BRIEF:
What follows is a set of records; repeat all of them exactly.

(Figure dataset records)
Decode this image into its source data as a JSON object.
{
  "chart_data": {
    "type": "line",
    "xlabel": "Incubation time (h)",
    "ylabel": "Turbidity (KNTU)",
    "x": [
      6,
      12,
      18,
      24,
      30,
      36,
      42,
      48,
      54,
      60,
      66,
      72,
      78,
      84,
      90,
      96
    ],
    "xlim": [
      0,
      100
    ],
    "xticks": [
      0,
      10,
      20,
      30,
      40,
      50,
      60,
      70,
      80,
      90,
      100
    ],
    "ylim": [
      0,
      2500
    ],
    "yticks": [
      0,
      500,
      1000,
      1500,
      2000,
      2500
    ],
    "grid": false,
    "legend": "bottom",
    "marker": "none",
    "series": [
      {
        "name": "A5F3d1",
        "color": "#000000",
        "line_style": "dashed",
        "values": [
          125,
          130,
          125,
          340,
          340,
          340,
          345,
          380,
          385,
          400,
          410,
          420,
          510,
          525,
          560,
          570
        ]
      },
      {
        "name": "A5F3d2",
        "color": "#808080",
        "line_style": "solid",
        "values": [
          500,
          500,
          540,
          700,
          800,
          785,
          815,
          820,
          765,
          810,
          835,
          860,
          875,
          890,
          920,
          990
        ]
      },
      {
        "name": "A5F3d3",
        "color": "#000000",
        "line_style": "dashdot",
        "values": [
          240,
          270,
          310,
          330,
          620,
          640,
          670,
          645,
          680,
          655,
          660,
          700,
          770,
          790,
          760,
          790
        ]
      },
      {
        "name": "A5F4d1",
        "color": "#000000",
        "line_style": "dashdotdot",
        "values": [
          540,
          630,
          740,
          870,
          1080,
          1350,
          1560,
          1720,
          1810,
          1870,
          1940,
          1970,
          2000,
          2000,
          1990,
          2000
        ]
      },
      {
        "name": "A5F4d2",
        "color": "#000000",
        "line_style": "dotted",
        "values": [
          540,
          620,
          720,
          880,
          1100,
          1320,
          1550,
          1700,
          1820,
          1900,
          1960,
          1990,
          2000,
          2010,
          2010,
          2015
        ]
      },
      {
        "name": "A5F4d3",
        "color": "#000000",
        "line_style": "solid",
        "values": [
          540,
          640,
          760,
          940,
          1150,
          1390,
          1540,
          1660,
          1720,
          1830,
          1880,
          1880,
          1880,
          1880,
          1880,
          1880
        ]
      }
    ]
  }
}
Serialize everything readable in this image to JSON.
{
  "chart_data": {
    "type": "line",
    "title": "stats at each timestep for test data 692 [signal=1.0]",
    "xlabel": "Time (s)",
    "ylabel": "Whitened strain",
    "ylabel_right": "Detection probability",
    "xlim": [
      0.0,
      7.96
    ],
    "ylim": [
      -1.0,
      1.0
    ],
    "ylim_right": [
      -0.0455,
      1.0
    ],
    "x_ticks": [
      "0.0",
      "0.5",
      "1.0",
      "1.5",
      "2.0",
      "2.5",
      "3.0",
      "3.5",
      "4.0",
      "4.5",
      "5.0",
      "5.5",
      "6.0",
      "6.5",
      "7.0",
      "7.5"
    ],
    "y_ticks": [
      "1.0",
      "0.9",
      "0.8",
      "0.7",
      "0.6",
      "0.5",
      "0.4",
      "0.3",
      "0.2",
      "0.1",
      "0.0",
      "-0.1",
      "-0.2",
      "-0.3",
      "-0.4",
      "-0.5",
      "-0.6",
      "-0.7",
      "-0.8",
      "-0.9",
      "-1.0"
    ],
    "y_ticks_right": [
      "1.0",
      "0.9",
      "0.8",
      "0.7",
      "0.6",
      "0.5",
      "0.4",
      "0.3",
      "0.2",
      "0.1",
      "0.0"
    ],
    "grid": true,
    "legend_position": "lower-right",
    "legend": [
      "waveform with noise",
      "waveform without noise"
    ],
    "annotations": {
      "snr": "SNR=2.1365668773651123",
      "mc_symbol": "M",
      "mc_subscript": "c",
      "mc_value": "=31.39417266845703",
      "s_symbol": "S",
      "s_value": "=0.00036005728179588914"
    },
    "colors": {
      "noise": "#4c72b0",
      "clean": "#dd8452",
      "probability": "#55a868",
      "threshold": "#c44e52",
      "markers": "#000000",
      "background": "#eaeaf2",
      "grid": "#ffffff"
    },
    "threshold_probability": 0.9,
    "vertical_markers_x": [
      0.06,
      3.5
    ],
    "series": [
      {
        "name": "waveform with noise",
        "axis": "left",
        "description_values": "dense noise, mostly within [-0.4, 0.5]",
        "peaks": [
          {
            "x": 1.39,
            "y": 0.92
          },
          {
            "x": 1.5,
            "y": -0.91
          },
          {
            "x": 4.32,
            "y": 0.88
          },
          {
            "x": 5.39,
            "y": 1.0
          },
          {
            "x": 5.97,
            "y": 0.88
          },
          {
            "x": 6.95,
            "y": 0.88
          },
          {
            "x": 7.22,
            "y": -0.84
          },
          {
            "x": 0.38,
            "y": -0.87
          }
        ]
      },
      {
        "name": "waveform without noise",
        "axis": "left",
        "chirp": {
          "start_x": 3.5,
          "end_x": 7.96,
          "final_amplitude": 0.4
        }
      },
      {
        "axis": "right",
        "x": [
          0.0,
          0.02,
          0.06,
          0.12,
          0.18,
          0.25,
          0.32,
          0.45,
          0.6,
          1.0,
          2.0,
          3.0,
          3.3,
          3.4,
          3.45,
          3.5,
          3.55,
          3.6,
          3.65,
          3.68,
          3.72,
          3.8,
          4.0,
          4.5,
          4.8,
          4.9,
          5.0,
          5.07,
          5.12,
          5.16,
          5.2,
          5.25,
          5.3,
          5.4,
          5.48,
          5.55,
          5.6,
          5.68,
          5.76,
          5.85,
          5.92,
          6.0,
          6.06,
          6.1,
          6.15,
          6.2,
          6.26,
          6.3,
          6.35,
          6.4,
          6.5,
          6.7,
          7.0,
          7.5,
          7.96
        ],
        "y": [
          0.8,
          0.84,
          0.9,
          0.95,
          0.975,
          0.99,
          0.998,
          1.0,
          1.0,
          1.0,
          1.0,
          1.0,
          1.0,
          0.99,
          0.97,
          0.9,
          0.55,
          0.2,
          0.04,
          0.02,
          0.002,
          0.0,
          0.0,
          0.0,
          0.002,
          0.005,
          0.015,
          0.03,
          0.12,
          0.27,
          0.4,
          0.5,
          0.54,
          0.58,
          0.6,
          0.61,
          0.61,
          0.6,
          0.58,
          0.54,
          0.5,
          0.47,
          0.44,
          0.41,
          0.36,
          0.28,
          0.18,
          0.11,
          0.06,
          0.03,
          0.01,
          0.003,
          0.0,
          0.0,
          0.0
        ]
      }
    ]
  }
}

TASK OUTPUT:
Decode this image into its source data as a JSON object.
{
  "chart_data": {
    "type": "line",
    "xlabel": "Incubation time (h)",
    "ylabel": "Turbidity (KNTU)",
    "x": [
      6,
      12,
      18,
      24,
      30,
      36,
      42,
      48,
      54,
      60,
      66,
      72,
      78,
      84,
      90,
      96
    ],
    "xlim": [
      0,
      100
    ],
    "xticks": [
      0,
      10,
      20,
      30,
      40,
      50,
      60,
      70,
      80,
      90,
      100
    ],
    "ylim": [
      0,
      2500
    ],
    "yticks": [
      0,
      500,
      1000,
      1500,
      2000,
      2500
    ],
    "grid": false,
    "legend": "bottom",
    "marker": "none",
    "series": [
      {
        "name": "A5F3d1",
        "color": "#000000",
        "line_style": "dashed",
        "values": [
          125,
          130,
          125,
          340,
          340,
          340,
          345,
          380,
          385,
          400,
          410,
          420,
          510,
          525,
          560,
          570
        ]
      },
      {
        "name": "A5F3d2",
        "color": "#808080",
        "line_style": "solid",
        "values": [
          500,
          500,
          540,
          700,
          800,
          785,
          815,
          820,
          765,
          810,
          835,
          860,
          875,
          890,
          920,
          990
        ]
      },
      {
        "name": "A5F3d3",
        "color": "#000000",
        "line_style": "dashdot",
        "values": [
          240,
          270,
          310,
          330,
          620,
          640,
          670,
          645,
          680,
          655,
          660,
          700,
          770,
          790,
          760,
          790
        ]
      },
      {
        "name": "A5F4d1",
        "color": "#000000",
        "line_style": "dashdotdot",
        "values": [
          540,
          630,
          740,
          870,
          1080,
          1350,
          1560,
          1720,
          1810,
          1870,
          1940,
          1970,
          2000,
          2000,
          1990,
          2000
        ]
      },
      {
        "name": "A5F4d2",
        "color": "#000000",
        "line_style": "dotted",
        "values": [
          540,
          620,
          720,
          880,
          1100,
          1320,
          1550,
          1700,
          1820,
          1900,
          1960,
          1990,
          2000,
          2010,
          2010,
          2015
        ]
      },
      {
        "name": "A5F4d3",
        "color": "#000000",
        "line_style": "solid",
        "values": [
          540,
          640,
          760,
          940,
          1150,
          1390,
          1540,
          1660,
          1720,
          1830,
          1880,
          1880,
          1880,
          1880,
          1880,
          1880
        ]
      }
    ]
  }
}
Serialize everything readable in this image to JSON.
{
  "chart_data": {
    "type": "line",
    "title": "stats at each timestep for test data 692 [signal=1.0]",
    "xlabel": "Time (s)",
    "ylabel": "Whitened strain",
    "ylabel_right": "Detection probability",
    "xlim": [
      0.0,
      7.96
    ],
    "ylim": [
      -1.0,
      1.0
    ],
    "ylim_right": [
      -0.0455,
      1.0
    ],
    "x_ticks": [
      "0.0",
      "0.5",
      "1.0",
      "1.5",
      "2.0",
      "2.5",
      "3.0",
      "3.5",
      "4.0",
      "4.5",
      "5.0",
      "5.5",
      "6.0",
      "6.5",
      "7.0",
      "7.5"
    ],
    "y_ticks": [
      "1.0",
      "0.9",
      "0.8",
      "0.7",
      "0.6",
      "0.5",
      "0.4",
      "0.3",
      "0.2",
      "0.1",
      "0.0",
      "-0.1",
      "-0.2",
      "-0.3",
      "-0.4",
      "-0.5",
      "-0.6",
      "-0.7",
      "-0.8",
      "-0.9",
      "-1.0"
    ],
    "y_ticks_right": [
      "1.0",
      "0.9",
      "0.8",
      "0.7",
      "0.6",
      "0.5",
      "0.4",
      "0.3",
      "0.2",
      "0.1",
      "0.0"
    ],
    "grid": true,
    "legend_position": "lower-right",
    "legend": [
      "waveform with noise",
      "waveform without noise"
    ],
    "annotations": {
      "snr": "SNR=2.1365668773651123",
      "mc_symbol": "M",
      "mc_subscript": "c",
      "mc_value": "=31.39417266845703",
      "s_symbol": "S",
      "s_value": "=0.00036005728179588914"
    },
    "colors": {
      "noise": "#4c72b0",
      "clean": "#dd8452",
      "probability": "#55a868",
      "threshold": "#c44e52",
      "markers": "#000000",
      "background": "#eaeaf2",
      "grid": "#ffffff"
    },
    "threshold_probability": 0.9,
    "vertical_markers_x": [
      0.06,
      3.5
    ],
    "series": [
      {
        "name": "waveform with noise",
        "axis": "left",
        "description_values": "dense noise, mostly within [-0.4, 0.5]",
        "peaks": [
          {
            "x": 1.39,
            "y": 0.92
          },
          {
            "x": 1.5,
            "y": -0.91
          },
          {
            "x": 4.32,
            "y": 0.88
          },
          {
            "x": 5.39,
            "y": 1.0
          },
          {
            "x": 5.97,
            "y": 0.88
          },
          {
            "x": 6.95,
            "y": 0.88
          },
          {
            "x": 7.22,
            "y": -0.84
          },
          {
            "x": 0.38,
            "y": -0.87
          }
        ]
      },
      {
        "name": "waveform without noise",
        "axis": "left",
        "chirp": {
          "start_x": 3.5,
          "end_x": 7.96,
          "final_amplitude": 0.4
        }
      },
      {
        "axis": "right",
        "x": [
          0.0,
          0.02,
          0.06,
          0.12,
          0.18,
          0.25,
          0.32,
          0.45,
          0.6,
          1.0,
          2.0,
          3.0,
          3.3,
          3.4,
          3.45,
          3.5,
          3.55,
          3.6,
          3.65,
          3.68,
          3.72,
          3.8,
          4.0,
          4.5,
          4.8,
          4.9,
          5.0,
          5.07,
          5.12,
          5.16,
          5.2,
          5.25,
          5.3,
          5.4,
          5.48,
          5.55,
          5.6,
          5.68,
          5.76,
          5.85,
          5.92,
          6.0,
          6.06,
          6.1,
          6.15,
          6.2,
          6.26,
          6.3,
          6.35,
          6.4,
          6.5,
          6.7,
          7.0,
          7.5,
          7.96
        ],
        "y": [
          0.8,
          0.84,
          0.9,
          0.95,
          0.975,
          0.99,
          0.998,
          1.0,
          1.0,
          1.0,
          1.0,
          1.0,
          1.0,
          0.99,
          0.97,
          0.9,
          0.55,
          0.2,
          0.04,
          0.02,
          0.002,
          0.0,
          0.0,
          0.0,
          0.002,
          0.005,
          0.015,
          0.03,
          0.12,
          0.27,
          0.4,
          0.5,
          0.54,
          0.58,
          0.6,
          0.61,
          0.61,
          0.6,
          0.58,
          0.54,
          0.5,
          0.47,
          0.44,
          0.41,
          0.36,
          0.28,
          0.18,
          0.11,
          0.06,
          0.03,
          0.01,
          0.003,
          0.0,
          0.0,
          0.0
        ]
      }
    ]
  }
}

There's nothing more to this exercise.